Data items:
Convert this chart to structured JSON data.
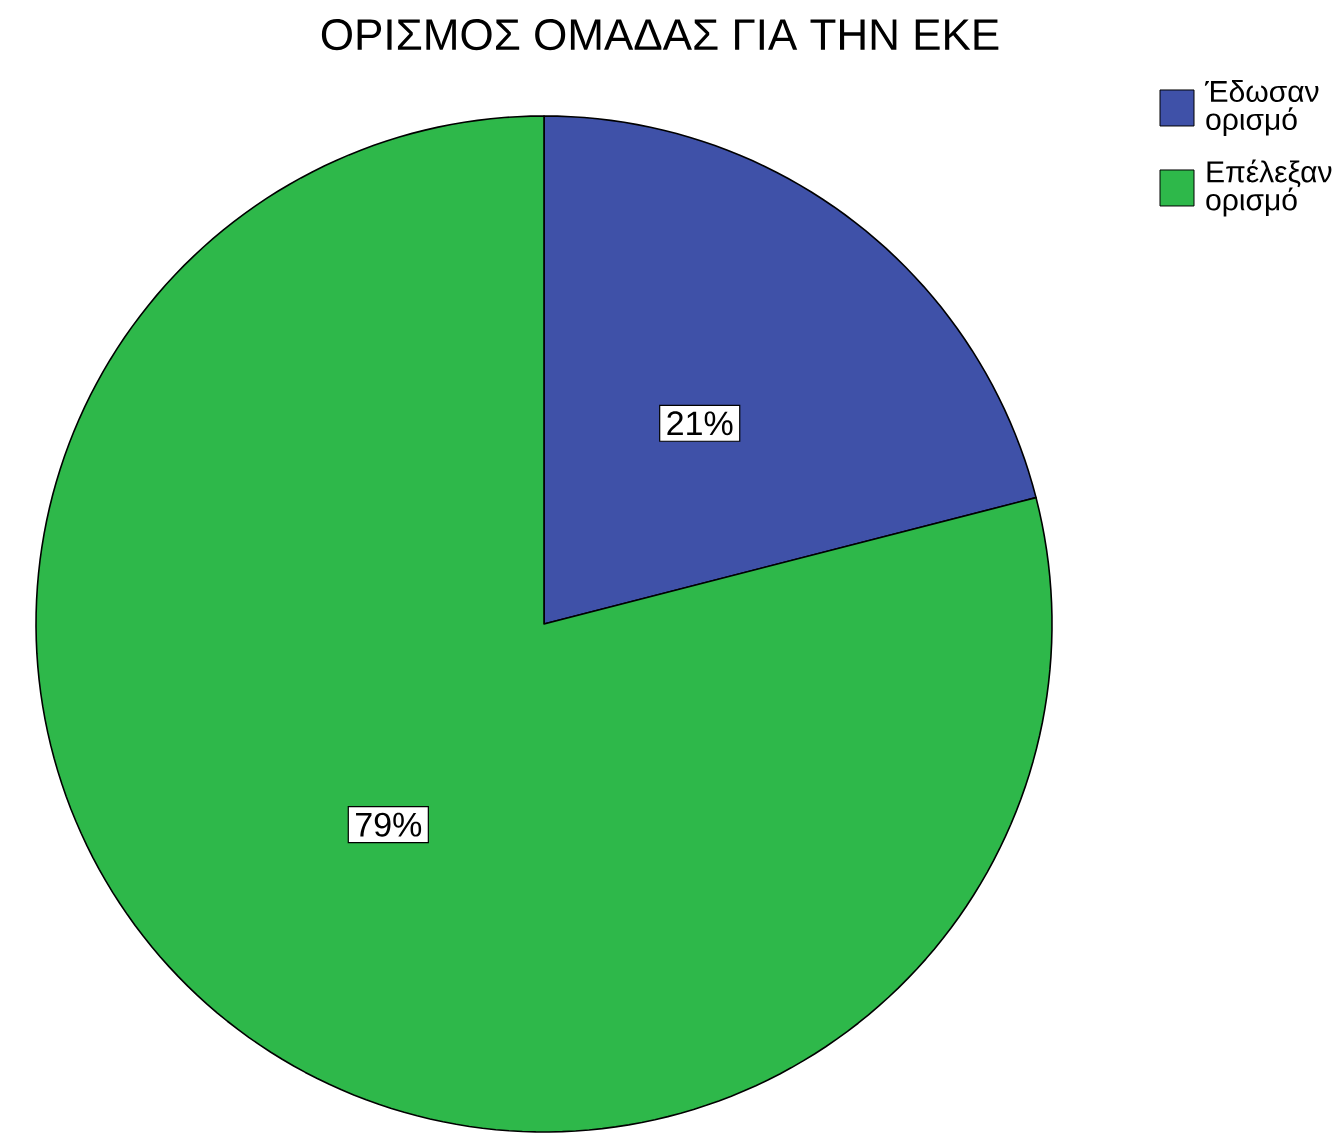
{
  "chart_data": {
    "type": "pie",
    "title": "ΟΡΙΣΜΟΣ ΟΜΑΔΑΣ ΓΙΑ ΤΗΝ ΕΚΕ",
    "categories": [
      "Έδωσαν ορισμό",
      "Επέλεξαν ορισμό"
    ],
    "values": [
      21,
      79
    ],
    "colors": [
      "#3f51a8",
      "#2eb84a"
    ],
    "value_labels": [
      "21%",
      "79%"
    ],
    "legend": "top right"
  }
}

---

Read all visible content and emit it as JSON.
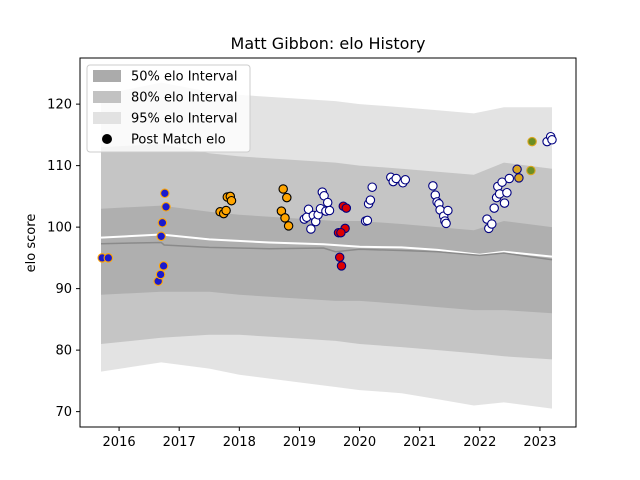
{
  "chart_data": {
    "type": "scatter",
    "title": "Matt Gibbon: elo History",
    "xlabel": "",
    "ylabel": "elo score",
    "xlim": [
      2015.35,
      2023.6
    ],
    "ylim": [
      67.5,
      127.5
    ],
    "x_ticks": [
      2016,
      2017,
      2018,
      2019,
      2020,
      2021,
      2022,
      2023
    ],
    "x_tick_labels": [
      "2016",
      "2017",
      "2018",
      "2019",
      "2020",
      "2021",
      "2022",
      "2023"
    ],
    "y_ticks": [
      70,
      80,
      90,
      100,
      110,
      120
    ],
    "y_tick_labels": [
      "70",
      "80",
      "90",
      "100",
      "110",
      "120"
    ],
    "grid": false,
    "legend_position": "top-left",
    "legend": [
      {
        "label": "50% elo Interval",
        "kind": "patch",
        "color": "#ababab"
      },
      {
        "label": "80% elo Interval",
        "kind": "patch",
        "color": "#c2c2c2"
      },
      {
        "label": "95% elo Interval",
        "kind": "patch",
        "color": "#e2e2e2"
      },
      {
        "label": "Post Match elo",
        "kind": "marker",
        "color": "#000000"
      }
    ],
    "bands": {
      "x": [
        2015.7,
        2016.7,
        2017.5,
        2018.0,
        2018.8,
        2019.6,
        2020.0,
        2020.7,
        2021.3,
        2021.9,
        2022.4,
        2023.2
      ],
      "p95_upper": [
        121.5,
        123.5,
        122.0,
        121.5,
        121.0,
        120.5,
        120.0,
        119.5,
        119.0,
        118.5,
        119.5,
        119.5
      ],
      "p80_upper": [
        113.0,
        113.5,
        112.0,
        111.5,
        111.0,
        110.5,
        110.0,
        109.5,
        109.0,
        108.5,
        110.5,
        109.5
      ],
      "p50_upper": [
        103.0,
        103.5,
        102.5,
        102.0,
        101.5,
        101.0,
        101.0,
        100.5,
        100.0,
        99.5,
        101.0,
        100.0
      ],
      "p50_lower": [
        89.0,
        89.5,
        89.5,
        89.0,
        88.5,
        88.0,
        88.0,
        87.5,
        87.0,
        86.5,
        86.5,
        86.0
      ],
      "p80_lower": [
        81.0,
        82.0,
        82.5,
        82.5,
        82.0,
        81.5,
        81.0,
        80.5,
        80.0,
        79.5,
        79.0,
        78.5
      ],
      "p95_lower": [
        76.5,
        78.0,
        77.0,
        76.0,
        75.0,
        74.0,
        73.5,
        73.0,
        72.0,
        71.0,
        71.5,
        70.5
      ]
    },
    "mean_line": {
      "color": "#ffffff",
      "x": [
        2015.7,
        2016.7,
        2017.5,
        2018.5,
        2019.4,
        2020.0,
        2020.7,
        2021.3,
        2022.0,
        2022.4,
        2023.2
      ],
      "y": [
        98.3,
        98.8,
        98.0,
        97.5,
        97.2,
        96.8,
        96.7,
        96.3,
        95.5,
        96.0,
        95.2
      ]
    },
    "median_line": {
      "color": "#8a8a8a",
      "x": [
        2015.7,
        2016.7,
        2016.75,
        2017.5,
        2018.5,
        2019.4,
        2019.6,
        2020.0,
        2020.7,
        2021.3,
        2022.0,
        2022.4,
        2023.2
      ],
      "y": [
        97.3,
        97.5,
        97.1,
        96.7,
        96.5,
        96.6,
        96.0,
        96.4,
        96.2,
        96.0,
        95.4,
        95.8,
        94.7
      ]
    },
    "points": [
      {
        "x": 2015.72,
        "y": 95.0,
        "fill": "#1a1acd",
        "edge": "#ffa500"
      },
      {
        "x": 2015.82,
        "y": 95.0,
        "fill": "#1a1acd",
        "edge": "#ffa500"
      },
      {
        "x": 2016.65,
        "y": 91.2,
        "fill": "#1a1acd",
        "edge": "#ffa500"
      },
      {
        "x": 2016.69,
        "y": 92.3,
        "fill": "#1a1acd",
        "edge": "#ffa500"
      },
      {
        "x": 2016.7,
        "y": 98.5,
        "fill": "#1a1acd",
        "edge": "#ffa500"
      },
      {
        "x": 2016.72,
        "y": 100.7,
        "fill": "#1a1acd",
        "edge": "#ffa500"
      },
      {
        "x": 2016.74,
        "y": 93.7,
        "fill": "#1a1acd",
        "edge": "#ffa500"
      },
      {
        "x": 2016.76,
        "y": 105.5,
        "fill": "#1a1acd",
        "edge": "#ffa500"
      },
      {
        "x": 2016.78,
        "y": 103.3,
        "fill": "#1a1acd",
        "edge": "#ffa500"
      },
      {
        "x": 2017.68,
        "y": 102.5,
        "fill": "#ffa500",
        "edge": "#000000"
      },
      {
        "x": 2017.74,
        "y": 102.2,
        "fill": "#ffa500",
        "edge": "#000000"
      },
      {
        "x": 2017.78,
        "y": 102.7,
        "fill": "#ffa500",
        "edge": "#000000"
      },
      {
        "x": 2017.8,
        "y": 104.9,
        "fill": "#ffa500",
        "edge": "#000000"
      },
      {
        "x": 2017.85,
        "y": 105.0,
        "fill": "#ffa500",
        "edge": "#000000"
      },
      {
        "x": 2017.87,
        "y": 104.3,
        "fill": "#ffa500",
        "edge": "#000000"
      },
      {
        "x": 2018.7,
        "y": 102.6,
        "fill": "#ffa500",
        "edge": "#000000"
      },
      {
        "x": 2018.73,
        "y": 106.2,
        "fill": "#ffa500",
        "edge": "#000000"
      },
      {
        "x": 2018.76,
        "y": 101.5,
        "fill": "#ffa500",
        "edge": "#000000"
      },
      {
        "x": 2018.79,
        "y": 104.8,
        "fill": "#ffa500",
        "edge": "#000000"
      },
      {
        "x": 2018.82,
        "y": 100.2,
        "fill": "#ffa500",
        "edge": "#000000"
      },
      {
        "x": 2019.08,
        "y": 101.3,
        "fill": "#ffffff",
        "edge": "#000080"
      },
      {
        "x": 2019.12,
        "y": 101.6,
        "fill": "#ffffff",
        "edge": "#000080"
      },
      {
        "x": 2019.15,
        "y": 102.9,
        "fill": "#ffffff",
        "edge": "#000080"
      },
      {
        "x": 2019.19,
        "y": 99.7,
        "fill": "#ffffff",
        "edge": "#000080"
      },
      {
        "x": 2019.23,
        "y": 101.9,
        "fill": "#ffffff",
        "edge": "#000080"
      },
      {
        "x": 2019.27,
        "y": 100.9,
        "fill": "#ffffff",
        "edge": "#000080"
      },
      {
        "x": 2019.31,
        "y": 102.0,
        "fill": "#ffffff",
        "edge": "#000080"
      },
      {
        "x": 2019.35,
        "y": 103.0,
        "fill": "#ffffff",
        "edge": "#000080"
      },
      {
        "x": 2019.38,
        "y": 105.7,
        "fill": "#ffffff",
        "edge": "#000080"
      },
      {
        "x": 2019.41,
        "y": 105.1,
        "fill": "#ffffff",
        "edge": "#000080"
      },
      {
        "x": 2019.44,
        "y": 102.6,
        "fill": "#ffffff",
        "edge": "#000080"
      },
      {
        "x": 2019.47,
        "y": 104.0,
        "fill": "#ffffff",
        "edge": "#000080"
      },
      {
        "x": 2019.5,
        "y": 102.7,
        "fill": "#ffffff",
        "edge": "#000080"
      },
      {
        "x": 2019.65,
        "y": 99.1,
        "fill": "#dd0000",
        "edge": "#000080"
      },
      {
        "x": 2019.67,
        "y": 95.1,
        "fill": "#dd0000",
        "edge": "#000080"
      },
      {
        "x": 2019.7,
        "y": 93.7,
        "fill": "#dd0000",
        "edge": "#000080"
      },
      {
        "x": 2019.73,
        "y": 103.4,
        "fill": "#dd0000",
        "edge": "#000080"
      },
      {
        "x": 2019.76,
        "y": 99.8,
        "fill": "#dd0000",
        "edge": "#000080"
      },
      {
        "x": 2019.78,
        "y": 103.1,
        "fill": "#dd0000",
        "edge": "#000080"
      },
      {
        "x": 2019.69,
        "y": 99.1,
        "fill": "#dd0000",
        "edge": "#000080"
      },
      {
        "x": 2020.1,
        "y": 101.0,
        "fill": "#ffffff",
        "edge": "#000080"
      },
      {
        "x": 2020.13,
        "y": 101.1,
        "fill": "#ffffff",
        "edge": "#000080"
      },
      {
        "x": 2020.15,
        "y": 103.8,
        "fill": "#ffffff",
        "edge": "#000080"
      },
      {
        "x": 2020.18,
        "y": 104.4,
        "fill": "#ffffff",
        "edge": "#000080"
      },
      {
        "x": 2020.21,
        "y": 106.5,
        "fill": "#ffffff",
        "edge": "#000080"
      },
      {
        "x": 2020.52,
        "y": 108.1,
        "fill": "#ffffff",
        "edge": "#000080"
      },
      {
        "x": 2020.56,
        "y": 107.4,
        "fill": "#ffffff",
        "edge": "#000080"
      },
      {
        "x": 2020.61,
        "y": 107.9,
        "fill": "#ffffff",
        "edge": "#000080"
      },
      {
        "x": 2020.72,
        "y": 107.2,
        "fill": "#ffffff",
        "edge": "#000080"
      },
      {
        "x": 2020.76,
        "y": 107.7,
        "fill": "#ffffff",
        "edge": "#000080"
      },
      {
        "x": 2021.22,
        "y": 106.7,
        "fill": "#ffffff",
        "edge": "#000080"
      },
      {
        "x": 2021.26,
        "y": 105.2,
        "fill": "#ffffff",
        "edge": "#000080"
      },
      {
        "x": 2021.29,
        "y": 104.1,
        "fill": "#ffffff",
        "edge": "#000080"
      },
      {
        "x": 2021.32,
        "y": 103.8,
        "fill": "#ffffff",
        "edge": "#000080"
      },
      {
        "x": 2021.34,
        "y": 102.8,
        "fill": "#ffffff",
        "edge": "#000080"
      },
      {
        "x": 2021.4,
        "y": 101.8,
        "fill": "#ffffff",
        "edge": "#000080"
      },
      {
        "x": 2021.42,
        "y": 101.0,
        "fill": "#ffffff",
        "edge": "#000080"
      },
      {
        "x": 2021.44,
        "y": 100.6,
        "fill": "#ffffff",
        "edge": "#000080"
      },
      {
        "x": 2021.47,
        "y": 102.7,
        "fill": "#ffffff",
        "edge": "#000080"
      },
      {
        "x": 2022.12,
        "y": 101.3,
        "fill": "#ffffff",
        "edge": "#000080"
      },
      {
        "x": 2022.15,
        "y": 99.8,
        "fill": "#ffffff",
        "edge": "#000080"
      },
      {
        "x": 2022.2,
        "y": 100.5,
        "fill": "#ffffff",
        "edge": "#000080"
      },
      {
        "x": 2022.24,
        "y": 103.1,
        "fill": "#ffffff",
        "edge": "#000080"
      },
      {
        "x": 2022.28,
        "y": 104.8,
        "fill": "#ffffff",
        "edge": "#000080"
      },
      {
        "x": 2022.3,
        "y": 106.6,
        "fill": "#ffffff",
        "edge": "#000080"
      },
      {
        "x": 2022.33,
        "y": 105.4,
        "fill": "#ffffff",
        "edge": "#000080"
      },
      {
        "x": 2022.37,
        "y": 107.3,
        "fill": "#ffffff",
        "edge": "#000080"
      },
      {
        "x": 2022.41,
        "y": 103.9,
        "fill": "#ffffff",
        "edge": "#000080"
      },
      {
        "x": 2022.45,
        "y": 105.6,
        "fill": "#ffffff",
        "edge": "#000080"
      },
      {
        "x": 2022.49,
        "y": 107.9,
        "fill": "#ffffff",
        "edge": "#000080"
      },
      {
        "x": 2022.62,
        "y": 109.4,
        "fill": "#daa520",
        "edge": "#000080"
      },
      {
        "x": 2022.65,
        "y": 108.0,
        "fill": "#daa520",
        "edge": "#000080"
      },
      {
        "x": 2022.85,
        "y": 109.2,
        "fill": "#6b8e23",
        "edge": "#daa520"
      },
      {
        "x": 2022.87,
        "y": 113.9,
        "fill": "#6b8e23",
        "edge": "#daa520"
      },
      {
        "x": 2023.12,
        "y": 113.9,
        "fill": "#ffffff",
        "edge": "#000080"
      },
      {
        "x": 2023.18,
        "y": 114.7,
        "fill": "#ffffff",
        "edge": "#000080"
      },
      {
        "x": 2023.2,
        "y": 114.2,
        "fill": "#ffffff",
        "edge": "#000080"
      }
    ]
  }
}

* * *

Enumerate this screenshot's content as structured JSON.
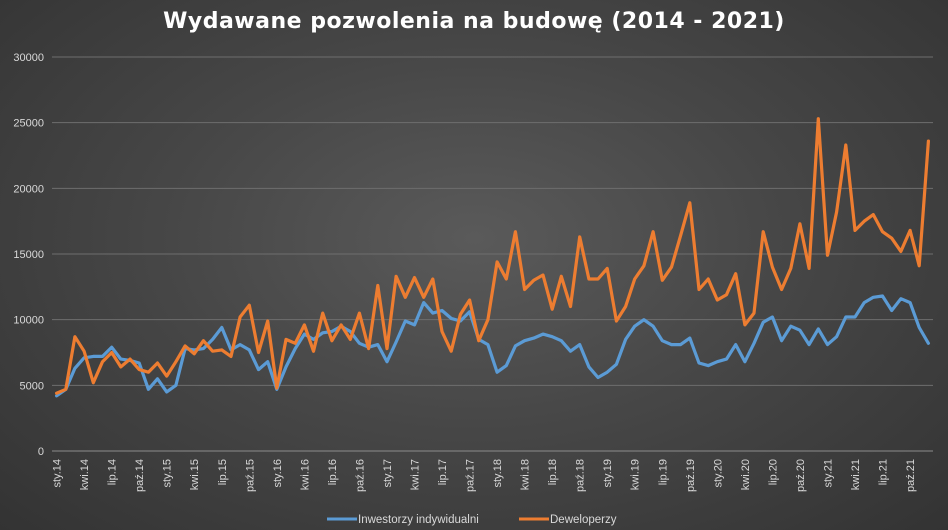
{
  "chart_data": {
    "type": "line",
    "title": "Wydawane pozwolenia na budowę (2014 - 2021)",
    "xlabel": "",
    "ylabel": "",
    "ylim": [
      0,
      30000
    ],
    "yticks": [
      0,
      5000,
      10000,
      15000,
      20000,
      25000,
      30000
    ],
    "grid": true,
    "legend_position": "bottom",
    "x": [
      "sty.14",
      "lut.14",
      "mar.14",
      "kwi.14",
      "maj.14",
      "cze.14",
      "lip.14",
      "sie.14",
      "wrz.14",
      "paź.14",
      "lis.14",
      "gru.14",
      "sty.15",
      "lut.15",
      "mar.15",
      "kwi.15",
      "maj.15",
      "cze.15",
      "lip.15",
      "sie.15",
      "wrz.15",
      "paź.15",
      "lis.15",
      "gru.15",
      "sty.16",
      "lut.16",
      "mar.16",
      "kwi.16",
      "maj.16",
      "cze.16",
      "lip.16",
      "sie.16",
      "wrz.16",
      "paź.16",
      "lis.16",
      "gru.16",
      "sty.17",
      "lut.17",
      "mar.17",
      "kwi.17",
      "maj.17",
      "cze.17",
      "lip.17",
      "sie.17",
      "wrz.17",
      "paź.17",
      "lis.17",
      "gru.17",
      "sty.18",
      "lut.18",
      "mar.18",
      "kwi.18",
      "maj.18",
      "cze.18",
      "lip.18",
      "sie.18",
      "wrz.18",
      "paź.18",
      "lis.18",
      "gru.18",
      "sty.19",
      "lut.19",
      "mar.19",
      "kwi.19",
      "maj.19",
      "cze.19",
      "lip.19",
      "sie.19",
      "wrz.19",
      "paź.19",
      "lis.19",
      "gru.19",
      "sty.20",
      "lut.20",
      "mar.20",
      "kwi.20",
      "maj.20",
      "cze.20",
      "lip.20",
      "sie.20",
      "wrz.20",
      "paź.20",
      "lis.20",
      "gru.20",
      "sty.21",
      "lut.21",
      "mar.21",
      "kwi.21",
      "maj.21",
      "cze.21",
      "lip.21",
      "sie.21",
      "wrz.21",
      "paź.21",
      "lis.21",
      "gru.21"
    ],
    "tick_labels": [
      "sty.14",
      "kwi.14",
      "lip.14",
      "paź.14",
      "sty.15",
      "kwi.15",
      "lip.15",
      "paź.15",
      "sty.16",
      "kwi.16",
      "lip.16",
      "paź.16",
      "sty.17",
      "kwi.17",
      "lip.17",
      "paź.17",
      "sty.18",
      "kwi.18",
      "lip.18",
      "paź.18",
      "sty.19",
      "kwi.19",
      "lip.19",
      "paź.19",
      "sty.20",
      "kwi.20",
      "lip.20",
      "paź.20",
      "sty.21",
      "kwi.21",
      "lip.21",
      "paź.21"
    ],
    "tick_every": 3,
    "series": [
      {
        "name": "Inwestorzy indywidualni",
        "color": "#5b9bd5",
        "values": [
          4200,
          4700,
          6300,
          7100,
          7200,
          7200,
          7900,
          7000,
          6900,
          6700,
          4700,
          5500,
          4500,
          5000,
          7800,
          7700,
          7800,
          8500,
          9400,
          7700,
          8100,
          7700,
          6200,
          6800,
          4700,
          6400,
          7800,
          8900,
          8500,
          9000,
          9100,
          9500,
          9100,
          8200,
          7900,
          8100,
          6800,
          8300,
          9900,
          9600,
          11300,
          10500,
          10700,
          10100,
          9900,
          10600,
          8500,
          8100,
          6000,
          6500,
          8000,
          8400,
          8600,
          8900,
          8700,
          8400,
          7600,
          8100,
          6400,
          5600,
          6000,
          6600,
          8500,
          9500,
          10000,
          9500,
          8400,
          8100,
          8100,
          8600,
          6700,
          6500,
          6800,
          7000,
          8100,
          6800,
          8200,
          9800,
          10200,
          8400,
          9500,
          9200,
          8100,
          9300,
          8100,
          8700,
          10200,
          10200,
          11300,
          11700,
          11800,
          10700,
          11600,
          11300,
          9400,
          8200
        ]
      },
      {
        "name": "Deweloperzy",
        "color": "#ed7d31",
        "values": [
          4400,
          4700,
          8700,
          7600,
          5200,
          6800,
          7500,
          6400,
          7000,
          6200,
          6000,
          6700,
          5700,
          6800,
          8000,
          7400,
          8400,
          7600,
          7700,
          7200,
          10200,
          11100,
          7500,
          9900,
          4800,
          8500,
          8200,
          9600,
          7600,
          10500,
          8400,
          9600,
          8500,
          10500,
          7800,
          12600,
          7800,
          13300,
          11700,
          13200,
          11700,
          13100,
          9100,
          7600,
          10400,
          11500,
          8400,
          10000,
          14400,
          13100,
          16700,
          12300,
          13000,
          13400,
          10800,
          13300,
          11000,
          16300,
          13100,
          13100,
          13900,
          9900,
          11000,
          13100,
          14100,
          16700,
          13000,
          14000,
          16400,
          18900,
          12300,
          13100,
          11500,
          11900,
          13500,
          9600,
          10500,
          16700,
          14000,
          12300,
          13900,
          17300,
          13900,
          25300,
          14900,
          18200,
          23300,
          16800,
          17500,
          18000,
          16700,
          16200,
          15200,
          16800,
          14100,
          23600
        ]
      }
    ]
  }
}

What is required: Out of the material above, select every line that holds the string "structured".

Answer to the problem:
Convert this chart to structured JSON data.
Enumerate this screenshot's content as structured JSON.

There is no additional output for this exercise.